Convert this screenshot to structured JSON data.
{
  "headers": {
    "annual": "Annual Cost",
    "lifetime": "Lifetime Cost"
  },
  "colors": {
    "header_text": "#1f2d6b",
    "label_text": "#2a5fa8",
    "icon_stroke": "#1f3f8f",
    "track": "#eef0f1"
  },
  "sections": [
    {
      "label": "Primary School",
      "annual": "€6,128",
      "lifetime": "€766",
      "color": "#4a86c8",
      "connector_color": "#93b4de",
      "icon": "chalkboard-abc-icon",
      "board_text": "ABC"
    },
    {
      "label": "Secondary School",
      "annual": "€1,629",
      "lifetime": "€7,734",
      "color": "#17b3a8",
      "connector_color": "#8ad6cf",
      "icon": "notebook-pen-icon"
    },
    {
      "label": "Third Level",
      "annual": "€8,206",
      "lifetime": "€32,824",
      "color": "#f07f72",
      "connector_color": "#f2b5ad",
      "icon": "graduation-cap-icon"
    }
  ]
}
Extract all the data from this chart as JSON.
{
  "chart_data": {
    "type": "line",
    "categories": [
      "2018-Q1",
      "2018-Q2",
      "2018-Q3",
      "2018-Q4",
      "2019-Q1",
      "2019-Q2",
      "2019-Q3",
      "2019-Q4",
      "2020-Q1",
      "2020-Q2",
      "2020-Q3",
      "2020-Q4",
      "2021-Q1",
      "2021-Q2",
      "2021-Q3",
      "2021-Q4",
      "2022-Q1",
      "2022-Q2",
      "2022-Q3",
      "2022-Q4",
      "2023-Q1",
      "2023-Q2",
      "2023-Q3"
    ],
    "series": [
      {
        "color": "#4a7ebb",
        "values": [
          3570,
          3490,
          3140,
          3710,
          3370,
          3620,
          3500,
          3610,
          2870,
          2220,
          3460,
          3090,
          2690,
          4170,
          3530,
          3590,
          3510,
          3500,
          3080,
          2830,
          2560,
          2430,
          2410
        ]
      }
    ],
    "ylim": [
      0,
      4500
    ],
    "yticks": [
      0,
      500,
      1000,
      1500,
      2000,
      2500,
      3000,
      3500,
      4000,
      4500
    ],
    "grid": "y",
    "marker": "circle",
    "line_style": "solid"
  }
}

• [AIM OF THE EXERCISE] Please copy out each record, character for character.

• [EXPECTED OUTPUT]
Convert this screenshot to structured JSON data.
{
  "headers": {
    "annual": "Annual Cost",
    "lifetime": "Lifetime Cost"
  },
  "colors": {
    "header_text": "#1f2d6b",
    "label_text": "#2a5fa8",
    "icon_stroke": "#1f3f8f",
    "track": "#eef0f1"
  },
  "sections": [
    {
      "label": "Primary School",
      "annual": "€6,128",
      "lifetime": "€766",
      "color": "#4a86c8",
      "connector_color": "#93b4de",
      "icon": "chalkboard-abc-icon",
      "board_text": "ABC"
    },
    {
      "label": "Secondary School",
      "annual": "€1,629",
      "lifetime": "€7,734",
      "color": "#17b3a8",
      "connector_color": "#8ad6cf",
      "icon": "notebook-pen-icon"
    },
    {
      "label": "Third Level",
      "annual": "€8,206",
      "lifetime": "€32,824",
      "color": "#f07f72",
      "connector_color": "#f2b5ad",
      "icon": "graduation-cap-icon"
    }
  ]
}
Extract all the data from this chart as JSON.
{
  "chart_data": {
    "type": "line",
    "categories": [
      "2018-Q1",
      "2018-Q2",
      "2018-Q3",
      "2018-Q4",
      "2019-Q1",
      "2019-Q2",
      "2019-Q3",
      "2019-Q4",
      "2020-Q1",
      "2020-Q2",
      "2020-Q3",
      "2020-Q4",
      "2021-Q1",
      "2021-Q2",
      "2021-Q3",
      "2021-Q4",
      "2022-Q1",
      "2022-Q2",
      "2022-Q3",
      "2022-Q4",
      "2023-Q1",
      "2023-Q2",
      "2023-Q3"
    ],
    "series": [
      {
        "color": "#4a7ebb",
        "values": [
          3570,
          3490,
          3140,
          3710,
          3370,
          3620,
          3500,
          3610,
          2870,
          2220,
          3460,
          3090,
          2690,
          4170,
          3530,
          3590,
          3510,
          3500,
          3080,
          2830,
          2560,
          2430,
          2410
        ]
      }
    ],
    "ylim": [
      0,
      4500
    ],
    "yticks": [
      0,
      500,
      1000,
      1500,
      2000,
      2500,
      3000,
      3500,
      4000,
      4500
    ],
    "grid": "y",
    "marker": "circle",
    "line_style": "solid"
  }
}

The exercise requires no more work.